(YOUR GOAL) Would you return the complete listing below word for word?

(RECORDED INFORMATION)
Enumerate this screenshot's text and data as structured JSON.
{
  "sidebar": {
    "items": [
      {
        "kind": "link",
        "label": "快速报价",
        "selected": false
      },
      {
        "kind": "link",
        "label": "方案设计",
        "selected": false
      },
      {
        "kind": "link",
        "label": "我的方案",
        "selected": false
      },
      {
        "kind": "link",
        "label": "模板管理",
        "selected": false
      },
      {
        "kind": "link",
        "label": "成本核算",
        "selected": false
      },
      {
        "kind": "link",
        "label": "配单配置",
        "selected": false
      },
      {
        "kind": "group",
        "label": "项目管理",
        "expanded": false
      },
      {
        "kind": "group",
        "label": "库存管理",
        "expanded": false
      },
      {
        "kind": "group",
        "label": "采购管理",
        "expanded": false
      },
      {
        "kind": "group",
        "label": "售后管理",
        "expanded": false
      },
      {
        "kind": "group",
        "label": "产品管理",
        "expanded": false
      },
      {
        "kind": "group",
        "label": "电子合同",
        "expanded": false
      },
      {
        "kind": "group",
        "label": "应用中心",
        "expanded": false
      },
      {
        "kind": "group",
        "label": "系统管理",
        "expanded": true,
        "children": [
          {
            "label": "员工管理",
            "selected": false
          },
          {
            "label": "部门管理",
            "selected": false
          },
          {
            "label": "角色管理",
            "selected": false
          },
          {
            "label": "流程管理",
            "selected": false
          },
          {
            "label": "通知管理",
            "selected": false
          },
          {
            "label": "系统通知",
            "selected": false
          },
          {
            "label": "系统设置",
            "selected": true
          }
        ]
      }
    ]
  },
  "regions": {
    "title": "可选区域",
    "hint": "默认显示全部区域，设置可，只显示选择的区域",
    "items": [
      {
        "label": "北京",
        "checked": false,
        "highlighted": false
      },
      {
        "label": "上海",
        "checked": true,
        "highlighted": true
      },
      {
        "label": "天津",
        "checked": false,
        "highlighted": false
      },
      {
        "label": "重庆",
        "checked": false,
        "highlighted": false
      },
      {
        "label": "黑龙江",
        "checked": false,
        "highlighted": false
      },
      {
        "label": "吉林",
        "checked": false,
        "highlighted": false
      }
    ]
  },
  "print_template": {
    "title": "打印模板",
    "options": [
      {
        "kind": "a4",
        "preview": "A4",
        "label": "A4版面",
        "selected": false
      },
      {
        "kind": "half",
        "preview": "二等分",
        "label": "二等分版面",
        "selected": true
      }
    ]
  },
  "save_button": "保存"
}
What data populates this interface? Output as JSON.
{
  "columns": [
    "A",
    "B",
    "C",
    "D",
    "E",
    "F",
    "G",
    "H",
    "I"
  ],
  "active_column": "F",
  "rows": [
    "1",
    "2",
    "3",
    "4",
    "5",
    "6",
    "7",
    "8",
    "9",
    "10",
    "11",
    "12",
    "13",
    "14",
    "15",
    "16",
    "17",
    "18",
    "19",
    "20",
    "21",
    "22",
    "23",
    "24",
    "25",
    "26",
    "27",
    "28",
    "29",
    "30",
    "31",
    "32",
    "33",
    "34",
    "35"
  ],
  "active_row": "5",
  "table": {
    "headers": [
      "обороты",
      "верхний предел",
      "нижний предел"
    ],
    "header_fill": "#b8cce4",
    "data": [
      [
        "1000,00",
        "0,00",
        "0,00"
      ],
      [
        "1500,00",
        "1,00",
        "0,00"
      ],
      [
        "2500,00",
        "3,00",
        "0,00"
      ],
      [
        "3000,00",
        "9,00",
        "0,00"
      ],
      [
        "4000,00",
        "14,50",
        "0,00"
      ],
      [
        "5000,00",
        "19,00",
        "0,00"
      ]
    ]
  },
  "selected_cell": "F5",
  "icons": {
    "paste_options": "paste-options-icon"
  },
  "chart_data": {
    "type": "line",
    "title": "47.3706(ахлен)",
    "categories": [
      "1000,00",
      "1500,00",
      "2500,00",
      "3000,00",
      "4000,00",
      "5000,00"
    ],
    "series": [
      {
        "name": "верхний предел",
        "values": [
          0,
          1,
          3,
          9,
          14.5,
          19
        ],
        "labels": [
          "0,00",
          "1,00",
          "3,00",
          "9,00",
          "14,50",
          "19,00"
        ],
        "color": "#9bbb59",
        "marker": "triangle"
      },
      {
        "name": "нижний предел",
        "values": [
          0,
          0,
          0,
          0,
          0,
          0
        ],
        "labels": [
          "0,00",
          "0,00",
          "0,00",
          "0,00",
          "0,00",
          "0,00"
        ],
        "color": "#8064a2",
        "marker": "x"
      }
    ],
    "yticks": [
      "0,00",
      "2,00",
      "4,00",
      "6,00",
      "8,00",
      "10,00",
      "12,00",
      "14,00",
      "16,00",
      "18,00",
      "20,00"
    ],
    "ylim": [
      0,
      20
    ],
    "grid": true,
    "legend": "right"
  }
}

(EXERCISE SOLUTION)
Enumerate this screenshot's text and data as structured JSON.
{
  "sidebar": {
    "items": [
      {
        "kind": "link",
        "label": "快速报价",
        "selected": false
      },
      {
        "kind": "link",
        "label": "方案设计",
        "selected": false
      },
      {
        "kind": "link",
        "label": "我的方案",
        "selected": false
      },
      {
        "kind": "link",
        "label": "模板管理",
        "selected": false
      },
      {
        "kind": "link",
        "label": "成本核算",
        "selected": false
      },
      {
        "kind": "link",
        "label": "配单配置",
        "selected": false
      },
      {
        "kind": "group",
        "label": "项目管理",
        "expanded": false
      },
      {
        "kind": "group",
        "label": "库存管理",
        "expanded": false
      },
      {
        "kind": "group",
        "label": "采购管理",
        "expanded": false
      },
      {
        "kind": "group",
        "label": "售后管理",
        "expanded": false
      },
      {
        "kind": "group",
        "label": "产品管理",
        "expanded": false
      },
      {
        "kind": "group",
        "label": "电子合同",
        "expanded": false
      },
      {
        "kind": "group",
        "label": "应用中心",
        "expanded": false
      },
      {
        "kind": "group",
        "label": "系统管理",
        "expanded": true,
        "children": [
          {
            "label": "员工管理",
            "selected": false
          },
          {
            "label": "部门管理",
            "selected": false
          },
          {
            "label": "角色管理",
            "selected": false
          },
          {
            "label": "流程管理",
            "selected": false
          },
          {
            "label": "通知管理",
            "selected": false
          },
          {
            "label": "系统通知",
            "selected": false
          },
          {
            "label": "系统设置",
            "selected": true
          }
        ]
      }
    ]
  },
  "regions": {
    "title": "可选区域",
    "hint": "默认显示全部区域，设置可，只显示选择的区域",
    "items": [
      {
        "label": "北京",
        "checked": false,
        "highlighted": false
      },
      {
        "label": "上海",
        "checked": true,
        "highlighted": true
      },
      {
        "label": "天津",
        "checked": false,
        "highlighted": false
      },
      {
        "label": "重庆",
        "checked": false,
        "highlighted": false
      },
      {
        "label": "黑龙江",
        "checked": false,
        "highlighted": false
      },
      {
        "label": "吉林",
        "checked": false,
        "highlighted": false
      }
    ]
  },
  "print_template": {
    "title": "打印模板",
    "options": [
      {
        "kind": "a4",
        "preview": "A4",
        "label": "A4版面",
        "selected": false
      },
      {
        "kind": "half",
        "preview": "二等分",
        "label": "二等分版面",
        "selected": true
      }
    ]
  },
  "save_button": "保存"
}
What data populates this interface? Output as JSON.
{
  "columns": [
    "A",
    "B",
    "C",
    "D",
    "E",
    "F",
    "G",
    "H",
    "I"
  ],
  "active_column": "F",
  "rows": [
    "1",
    "2",
    "3",
    "4",
    "5",
    "6",
    "7",
    "8",
    "9",
    "10",
    "11",
    "12",
    "13",
    "14",
    "15",
    "16",
    "17",
    "18",
    "19",
    "20",
    "21",
    "22",
    "23",
    "24",
    "25",
    "26",
    "27",
    "28",
    "29",
    "30",
    "31",
    "32",
    "33",
    "34",
    "35"
  ],
  "active_row": "5",
  "table": {
    "headers": [
      "обороты",
      "верхний предел",
      "нижний предел"
    ],
    "header_fill": "#b8cce4",
    "data": [
      [
        "1000,00",
        "0,00",
        "0,00"
      ],
      [
        "1500,00",
        "1,00",
        "0,00"
      ],
      [
        "2500,00",
        "3,00",
        "0,00"
      ],
      [
        "3000,00",
        "9,00",
        "0,00"
      ],
      [
        "4000,00",
        "14,50",
        "0,00"
      ],
      [
        "5000,00",
        "19,00",
        "0,00"
      ]
    ]
  },
  "selected_cell": "F5",
  "icons": {
    "paste_options": "paste-options-icon"
  },
  "chart_data": {
    "type": "line",
    "title": "47.3706(ахлен)",
    "categories": [
      "1000,00",
      "1500,00",
      "2500,00",
      "3000,00",
      "4000,00",
      "5000,00"
    ],
    "series": [
      {
        "name": "верхний предел",
        "values": [
          0,
          1,
          3,
          9,
          14.5,
          19
        ],
        "labels": [
          "0,00",
          "1,00",
          "3,00",
          "9,00",
          "14,50",
          "19,00"
        ],
        "color": "#9bbb59",
        "marker": "triangle"
      },
      {
        "name": "нижний предел",
        "values": [
          0,
          0,
          0,
          0,
          0,
          0
        ],
        "labels": [
          "0,00",
          "0,00",
          "0,00",
          "0,00",
          "0,00",
          "0,00"
        ],
        "color": "#8064a2",
        "marker": "x"
      }
    ],
    "yticks": [
      "0,00",
      "2,00",
      "4,00",
      "6,00",
      "8,00",
      "10,00",
      "12,00",
      "14,00",
      "16,00",
      "18,00",
      "20,00"
    ],
    "ylim": [
      0,
      20
    ],
    "grid": true,
    "legend": "right"
  }
}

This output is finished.